• [What this task involves] Go through the entries below and copy each line containing the word "Indexer".
======== Rows
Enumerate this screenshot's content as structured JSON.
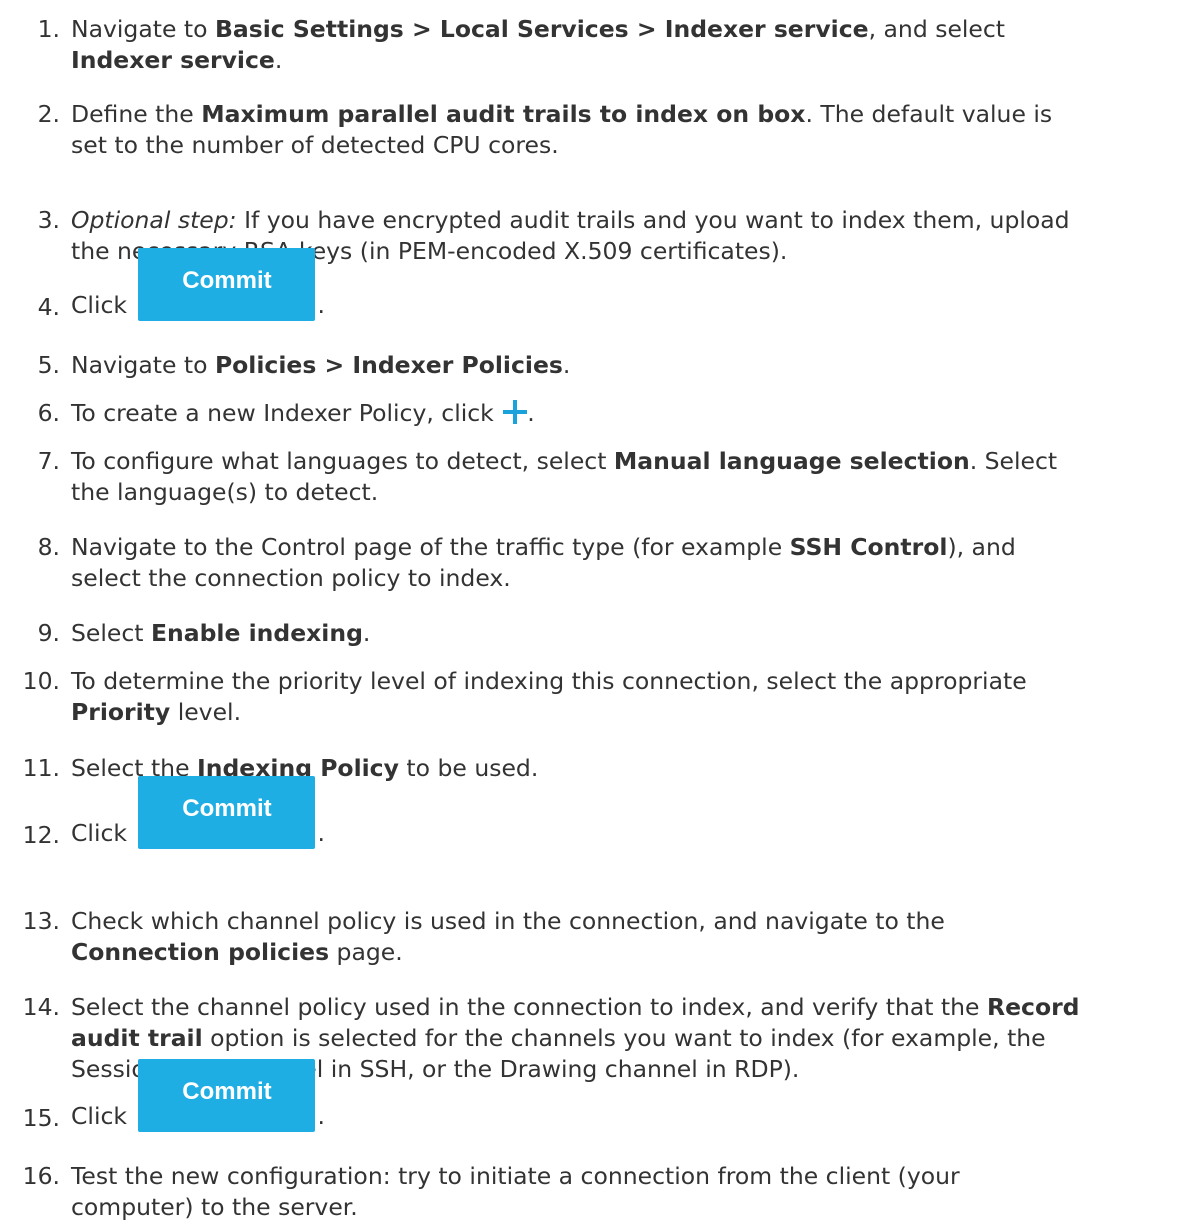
{
  "steps": [
    {
      "num": "1.",
      "lines": [
        [
          "Navigate to ",
          {
            "b": "Basic Settings > Local Services > Indexer service"
          },
          ", and select"
        ],
        [
          {
            "b": "Indexer service"
          },
          "."
        ]
      ]
    },
    {
      "num": "2.",
      "lines": [
        [
          "Define the ",
          {
            "b": "Maximum parallel audit trails to index on box"
          },
          ". The default value is"
        ],
        [
          "set to the number of detected CPU cores."
        ]
      ]
    },
    {
      "num": "3.",
      "lines": [
        [
          {
            "i": "Optional step:"
          },
          " If you have encrypted audit trails and you want to index them, upload"
        ],
        [
          "the necessary RSA keys (in PEM-encoded X.509 certificates)."
        ]
      ]
    },
    {
      "num": "4.",
      "lines": [
        [
          "Click ",
          {
            "button": "commit"
          },
          "."
        ]
      ]
    },
    {
      "num": "5.",
      "lines": [
        [
          "Navigate to ",
          {
            "b": "Policies > Indexer Policies"
          },
          "."
        ]
      ]
    },
    {
      "num": "6.",
      "lines": [
        [
          "To create a new Indexer Policy, click ",
          {
            "icon": "plus-icon"
          },
          "."
        ]
      ]
    },
    {
      "num": "7.",
      "lines": [
        [
          "To configure what languages to detect, select ",
          {
            "b": "Manual language selection"
          },
          ". Select"
        ],
        [
          "the language(s) to detect."
        ]
      ]
    },
    {
      "num": "8.",
      "lines": [
        [
          "Navigate to the Control page of the traffic type (for example ",
          {
            "b": "SSH Control"
          },
          "), and"
        ],
        [
          "select the connection policy to index."
        ]
      ]
    },
    {
      "num": "9.",
      "lines": [
        [
          "Select ",
          {
            "b": "Enable indexing"
          },
          "."
        ]
      ]
    },
    {
      "num": "10.",
      "lines": [
        [
          "To determine the priority level of indexing this connection, select the appropriate"
        ],
        [
          {
            "b": "Priority"
          },
          " level."
        ]
      ]
    },
    {
      "num": "11.",
      "lines": [
        [
          "Select the ",
          {
            "b": "Indexing Policy"
          },
          " to be used."
        ]
      ]
    },
    {
      "num": "12.",
      "lines": [
        [
          "Click ",
          {
            "button": "commit"
          },
          "."
        ]
      ]
    },
    {
      "num": "13.",
      "lines": [
        [
          "Check which channel policy is used in the connection, and navigate to the"
        ],
        [
          {
            "b": "Connection policies"
          },
          " page."
        ]
      ]
    },
    {
      "num": "14.",
      "lines": [
        [
          "Select the channel policy used in the connection to index, and verify that the ",
          {
            "b": "Record"
          }
        ],
        [
          {
            "b": "audit trail"
          },
          " option is selected for the channels you want to index (for example, the"
        ],
        [
          "Session shell channel in SSH, or the Drawing channel in RDP)."
        ]
      ]
    },
    {
      "num": "15.",
      "lines": [
        [
          "Click ",
          {
            "button": "commit"
          },
          "."
        ]
      ]
    },
    {
      "num": "16.",
      "lines": [
        [
          "Test the new configuration: try to initiate a connection from the client (your"
        ],
        [
          "computer) to the server."
        ]
      ]
    }
  ],
  "buttons": {
    "commit": "Commit"
  },
  "colors": {
    "text": "#333333",
    "accent": "#1eaee4",
    "button_text": "#ffffff"
  }
}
================
• [Answer to the task]
            "b": "Basic Settings > Local Services > Indexer service"
            "b": "Indexer service"
            "b": "Policies > Indexer Policies"
          "To create a new Indexer Policy, click ",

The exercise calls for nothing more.